__SOURCE DATA__
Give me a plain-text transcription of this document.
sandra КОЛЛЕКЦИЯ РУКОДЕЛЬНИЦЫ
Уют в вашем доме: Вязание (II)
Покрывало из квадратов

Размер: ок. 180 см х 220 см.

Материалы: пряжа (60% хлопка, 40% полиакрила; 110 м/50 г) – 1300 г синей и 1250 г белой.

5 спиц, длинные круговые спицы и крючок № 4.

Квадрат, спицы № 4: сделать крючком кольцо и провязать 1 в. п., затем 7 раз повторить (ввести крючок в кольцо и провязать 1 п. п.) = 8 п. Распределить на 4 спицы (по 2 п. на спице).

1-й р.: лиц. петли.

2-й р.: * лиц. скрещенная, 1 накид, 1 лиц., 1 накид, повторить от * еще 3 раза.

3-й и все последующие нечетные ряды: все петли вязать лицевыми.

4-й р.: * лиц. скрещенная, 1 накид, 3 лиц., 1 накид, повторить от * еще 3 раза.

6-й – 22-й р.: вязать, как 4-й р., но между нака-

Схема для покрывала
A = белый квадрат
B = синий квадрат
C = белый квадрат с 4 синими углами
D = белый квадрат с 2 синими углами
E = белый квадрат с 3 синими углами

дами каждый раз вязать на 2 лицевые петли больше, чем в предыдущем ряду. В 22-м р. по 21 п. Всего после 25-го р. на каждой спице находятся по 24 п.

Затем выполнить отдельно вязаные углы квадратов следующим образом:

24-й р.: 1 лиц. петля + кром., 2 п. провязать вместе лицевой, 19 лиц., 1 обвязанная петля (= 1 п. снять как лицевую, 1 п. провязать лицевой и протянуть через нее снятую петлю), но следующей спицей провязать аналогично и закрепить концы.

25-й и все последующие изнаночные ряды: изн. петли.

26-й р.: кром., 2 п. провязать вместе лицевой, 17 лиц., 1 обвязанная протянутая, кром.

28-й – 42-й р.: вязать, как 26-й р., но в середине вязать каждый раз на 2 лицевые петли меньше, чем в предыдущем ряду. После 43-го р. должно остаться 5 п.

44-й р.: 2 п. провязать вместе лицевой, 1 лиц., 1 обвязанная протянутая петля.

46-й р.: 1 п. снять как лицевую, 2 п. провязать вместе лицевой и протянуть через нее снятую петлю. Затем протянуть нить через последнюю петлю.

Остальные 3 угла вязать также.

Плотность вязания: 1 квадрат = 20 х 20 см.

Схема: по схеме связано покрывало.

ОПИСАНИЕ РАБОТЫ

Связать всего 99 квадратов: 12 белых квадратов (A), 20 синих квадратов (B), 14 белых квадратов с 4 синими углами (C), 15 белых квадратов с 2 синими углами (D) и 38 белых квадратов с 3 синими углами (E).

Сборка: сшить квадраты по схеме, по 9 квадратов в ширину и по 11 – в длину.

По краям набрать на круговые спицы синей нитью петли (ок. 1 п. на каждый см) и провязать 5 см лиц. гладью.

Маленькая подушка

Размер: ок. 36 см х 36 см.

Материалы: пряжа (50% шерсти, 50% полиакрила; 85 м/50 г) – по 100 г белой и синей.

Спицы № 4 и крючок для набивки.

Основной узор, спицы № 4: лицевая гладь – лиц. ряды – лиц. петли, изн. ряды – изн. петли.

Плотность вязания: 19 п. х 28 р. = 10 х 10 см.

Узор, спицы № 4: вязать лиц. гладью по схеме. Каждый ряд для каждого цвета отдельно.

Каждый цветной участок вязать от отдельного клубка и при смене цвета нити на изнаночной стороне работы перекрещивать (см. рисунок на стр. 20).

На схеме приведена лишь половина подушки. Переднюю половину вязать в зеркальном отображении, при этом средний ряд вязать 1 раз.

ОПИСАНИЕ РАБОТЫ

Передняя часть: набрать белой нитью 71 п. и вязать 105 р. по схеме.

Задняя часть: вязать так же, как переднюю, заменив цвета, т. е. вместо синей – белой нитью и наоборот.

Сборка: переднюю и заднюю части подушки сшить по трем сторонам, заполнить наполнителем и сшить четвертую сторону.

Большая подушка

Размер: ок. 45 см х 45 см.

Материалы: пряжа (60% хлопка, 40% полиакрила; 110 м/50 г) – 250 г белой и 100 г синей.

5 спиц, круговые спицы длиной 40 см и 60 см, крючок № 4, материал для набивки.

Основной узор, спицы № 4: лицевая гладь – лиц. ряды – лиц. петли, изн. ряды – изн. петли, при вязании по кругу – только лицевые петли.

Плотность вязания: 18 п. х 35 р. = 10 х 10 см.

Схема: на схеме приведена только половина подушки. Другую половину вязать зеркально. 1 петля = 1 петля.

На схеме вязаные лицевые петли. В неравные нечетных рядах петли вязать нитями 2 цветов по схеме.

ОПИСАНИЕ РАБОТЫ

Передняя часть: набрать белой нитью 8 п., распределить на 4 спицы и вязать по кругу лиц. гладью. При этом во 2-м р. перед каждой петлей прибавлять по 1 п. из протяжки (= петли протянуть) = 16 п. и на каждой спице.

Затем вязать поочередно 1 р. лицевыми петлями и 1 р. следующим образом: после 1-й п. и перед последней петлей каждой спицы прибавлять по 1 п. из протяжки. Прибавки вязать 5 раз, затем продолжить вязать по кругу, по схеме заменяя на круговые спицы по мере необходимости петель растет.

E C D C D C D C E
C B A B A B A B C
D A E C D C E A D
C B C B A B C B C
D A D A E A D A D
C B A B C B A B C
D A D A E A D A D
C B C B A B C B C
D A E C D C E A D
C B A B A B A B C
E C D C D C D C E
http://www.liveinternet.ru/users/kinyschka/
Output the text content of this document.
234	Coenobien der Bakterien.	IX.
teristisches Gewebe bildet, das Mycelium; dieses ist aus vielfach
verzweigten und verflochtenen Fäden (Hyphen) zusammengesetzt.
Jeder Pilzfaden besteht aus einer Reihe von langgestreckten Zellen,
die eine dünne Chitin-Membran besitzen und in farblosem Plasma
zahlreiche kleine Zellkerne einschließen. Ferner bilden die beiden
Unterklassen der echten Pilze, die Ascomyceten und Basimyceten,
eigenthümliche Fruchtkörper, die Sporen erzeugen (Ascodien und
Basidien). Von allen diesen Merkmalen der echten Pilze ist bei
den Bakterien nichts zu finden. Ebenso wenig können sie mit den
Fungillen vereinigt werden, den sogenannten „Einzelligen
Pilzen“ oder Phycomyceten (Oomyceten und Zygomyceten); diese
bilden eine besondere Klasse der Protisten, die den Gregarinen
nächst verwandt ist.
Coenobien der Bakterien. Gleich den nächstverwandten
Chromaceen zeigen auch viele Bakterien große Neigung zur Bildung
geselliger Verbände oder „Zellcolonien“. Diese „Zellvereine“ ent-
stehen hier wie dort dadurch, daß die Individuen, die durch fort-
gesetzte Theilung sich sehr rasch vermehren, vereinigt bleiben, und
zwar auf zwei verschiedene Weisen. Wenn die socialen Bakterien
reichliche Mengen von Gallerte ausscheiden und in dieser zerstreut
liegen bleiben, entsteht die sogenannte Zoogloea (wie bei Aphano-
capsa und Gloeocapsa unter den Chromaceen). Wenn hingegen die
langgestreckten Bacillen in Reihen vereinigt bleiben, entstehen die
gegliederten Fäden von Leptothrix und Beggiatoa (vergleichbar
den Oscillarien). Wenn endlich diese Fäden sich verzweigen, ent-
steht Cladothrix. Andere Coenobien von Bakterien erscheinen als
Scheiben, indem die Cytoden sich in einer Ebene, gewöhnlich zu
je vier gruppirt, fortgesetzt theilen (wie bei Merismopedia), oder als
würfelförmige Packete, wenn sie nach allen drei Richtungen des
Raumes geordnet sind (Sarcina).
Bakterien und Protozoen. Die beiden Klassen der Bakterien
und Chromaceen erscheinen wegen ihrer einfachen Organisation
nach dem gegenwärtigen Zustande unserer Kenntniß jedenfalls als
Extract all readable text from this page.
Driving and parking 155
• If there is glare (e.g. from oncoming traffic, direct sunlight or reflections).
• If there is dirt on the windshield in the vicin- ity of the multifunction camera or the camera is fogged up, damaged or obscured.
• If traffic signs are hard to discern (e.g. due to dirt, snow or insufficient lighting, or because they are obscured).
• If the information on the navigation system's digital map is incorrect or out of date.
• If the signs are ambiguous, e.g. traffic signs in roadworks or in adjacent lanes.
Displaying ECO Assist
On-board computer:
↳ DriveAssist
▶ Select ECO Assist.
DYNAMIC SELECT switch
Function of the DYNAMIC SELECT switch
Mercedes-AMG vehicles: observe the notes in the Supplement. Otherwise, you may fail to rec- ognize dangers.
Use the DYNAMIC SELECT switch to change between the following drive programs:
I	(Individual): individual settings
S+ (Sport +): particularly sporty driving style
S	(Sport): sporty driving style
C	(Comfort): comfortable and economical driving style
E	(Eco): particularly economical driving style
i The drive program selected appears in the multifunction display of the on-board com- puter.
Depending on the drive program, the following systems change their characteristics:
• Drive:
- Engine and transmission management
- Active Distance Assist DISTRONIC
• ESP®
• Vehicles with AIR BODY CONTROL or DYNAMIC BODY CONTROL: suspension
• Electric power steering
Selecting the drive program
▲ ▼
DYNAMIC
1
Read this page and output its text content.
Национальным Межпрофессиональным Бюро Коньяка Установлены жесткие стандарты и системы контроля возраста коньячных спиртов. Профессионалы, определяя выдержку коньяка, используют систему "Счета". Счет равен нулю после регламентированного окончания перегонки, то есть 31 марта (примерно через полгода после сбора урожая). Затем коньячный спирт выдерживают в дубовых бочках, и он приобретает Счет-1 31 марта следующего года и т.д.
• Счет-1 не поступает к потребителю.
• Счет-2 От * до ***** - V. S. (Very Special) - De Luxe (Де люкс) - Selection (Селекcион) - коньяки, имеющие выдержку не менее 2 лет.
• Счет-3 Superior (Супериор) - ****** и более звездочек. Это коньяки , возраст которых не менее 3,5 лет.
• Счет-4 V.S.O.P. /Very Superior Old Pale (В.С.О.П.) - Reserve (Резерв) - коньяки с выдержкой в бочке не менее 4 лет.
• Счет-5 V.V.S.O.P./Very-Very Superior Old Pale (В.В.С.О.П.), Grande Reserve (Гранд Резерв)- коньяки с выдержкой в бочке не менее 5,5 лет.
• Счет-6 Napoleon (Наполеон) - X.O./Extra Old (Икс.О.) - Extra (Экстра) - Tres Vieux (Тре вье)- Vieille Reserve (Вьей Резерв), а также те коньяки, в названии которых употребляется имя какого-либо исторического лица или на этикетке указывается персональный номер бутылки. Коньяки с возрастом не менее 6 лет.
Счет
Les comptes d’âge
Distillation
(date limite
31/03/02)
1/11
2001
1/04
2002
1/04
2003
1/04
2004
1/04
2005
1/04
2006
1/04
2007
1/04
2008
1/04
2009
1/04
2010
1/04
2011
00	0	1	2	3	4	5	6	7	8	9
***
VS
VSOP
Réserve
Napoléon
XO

__WHAT IS BEING ASKED__
State the number of lines in this listing that contain the string "лицевая", and add nothing else.

__WRITTEN SOLUTION__
2